Exercise → Please report every line from the material that contains the word "color".

* begin Data section *

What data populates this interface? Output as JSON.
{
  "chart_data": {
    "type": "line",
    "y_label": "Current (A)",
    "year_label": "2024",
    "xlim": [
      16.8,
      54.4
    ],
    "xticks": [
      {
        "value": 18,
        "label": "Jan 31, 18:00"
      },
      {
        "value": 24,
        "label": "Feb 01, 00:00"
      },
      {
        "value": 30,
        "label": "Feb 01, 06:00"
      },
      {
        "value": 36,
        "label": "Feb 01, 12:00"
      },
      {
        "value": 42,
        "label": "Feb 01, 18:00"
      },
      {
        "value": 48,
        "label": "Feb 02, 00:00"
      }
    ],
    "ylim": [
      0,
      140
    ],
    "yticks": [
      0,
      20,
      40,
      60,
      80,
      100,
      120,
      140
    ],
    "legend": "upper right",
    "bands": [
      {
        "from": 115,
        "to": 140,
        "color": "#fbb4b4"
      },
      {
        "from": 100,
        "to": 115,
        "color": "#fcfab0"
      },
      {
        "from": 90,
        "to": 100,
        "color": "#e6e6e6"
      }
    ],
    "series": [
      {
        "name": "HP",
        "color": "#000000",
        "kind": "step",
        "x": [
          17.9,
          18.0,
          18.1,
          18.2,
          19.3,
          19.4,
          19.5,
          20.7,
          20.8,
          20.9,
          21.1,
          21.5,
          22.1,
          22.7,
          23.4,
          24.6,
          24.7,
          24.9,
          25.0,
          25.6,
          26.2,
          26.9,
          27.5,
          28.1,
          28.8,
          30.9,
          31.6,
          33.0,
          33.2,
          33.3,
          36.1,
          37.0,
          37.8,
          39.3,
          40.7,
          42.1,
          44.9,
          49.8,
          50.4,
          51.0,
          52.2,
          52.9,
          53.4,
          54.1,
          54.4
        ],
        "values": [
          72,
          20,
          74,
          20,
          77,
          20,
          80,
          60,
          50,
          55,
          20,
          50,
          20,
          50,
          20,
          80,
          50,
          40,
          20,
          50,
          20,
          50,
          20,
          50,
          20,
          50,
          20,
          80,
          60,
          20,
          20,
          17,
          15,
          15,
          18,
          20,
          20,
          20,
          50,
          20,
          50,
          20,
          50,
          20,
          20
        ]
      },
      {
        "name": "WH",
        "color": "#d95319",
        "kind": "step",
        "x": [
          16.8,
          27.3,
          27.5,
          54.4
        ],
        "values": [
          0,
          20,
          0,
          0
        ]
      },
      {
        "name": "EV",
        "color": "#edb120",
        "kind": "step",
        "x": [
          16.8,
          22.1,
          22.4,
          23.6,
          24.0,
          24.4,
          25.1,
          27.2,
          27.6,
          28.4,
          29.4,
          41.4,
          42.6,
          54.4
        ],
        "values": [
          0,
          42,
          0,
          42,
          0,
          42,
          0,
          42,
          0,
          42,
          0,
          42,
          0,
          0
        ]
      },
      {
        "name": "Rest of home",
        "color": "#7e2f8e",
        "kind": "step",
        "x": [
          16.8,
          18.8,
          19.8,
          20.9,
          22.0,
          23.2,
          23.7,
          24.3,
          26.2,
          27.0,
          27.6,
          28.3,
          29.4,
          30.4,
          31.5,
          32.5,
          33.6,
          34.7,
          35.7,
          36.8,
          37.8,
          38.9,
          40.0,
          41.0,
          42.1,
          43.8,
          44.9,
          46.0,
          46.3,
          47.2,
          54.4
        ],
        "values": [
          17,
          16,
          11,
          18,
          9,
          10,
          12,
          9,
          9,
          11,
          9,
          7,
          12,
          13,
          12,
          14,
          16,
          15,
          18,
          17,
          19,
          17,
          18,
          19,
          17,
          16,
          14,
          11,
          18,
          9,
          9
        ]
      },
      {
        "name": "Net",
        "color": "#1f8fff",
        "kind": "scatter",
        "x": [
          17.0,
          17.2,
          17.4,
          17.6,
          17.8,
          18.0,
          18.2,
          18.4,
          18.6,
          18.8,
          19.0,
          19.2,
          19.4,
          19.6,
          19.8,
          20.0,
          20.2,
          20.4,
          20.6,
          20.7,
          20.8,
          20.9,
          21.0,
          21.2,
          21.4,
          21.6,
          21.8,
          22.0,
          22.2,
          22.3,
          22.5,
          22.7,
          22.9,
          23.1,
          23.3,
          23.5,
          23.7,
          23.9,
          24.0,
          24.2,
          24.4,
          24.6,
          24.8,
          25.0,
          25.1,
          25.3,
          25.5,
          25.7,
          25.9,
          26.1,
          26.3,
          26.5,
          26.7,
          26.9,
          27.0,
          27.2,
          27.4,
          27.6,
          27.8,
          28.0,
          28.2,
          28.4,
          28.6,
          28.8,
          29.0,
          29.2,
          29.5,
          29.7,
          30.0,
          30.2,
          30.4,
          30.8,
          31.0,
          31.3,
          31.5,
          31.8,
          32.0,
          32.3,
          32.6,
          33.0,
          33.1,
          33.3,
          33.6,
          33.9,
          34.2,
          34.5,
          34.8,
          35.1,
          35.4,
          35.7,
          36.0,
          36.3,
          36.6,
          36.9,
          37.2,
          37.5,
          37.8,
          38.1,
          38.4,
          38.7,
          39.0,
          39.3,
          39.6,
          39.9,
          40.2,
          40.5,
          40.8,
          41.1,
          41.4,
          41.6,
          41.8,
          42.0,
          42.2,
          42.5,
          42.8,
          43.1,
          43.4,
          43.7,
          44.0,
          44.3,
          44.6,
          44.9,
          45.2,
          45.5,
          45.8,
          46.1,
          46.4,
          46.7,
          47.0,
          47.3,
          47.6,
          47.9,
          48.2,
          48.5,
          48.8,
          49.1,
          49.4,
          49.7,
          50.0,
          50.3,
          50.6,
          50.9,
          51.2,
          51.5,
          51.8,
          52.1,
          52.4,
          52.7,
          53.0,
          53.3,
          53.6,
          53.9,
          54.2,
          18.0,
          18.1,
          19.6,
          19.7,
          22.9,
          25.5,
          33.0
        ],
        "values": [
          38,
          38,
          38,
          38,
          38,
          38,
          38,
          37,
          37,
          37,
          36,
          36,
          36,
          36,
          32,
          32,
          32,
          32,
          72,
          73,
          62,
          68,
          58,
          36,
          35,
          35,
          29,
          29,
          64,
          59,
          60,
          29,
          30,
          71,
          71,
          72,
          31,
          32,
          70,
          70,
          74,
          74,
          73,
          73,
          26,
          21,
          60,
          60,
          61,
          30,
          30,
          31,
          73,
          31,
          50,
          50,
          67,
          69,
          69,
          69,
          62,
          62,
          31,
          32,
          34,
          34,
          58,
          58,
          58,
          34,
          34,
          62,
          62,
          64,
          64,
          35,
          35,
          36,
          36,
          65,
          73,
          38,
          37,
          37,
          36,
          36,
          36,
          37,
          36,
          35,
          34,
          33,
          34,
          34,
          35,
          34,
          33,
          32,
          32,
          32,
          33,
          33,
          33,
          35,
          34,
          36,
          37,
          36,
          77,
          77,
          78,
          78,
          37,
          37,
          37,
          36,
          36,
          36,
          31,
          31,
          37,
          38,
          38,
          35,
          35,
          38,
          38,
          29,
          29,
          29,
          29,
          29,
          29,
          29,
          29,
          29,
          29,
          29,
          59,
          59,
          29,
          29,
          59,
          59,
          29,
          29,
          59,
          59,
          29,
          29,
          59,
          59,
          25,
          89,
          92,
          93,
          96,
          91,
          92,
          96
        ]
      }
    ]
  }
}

* end Data section *

Output of the exercise →
        "color": "#fbb4b4"
        "color": "#fcfab0"
        "color": "#e6e6e6"
        "color": "#000000",
        "color": "#d95319",
        "color": "#edb120",
        "color": "#7e2f8e",
        "color": "#1f8fff",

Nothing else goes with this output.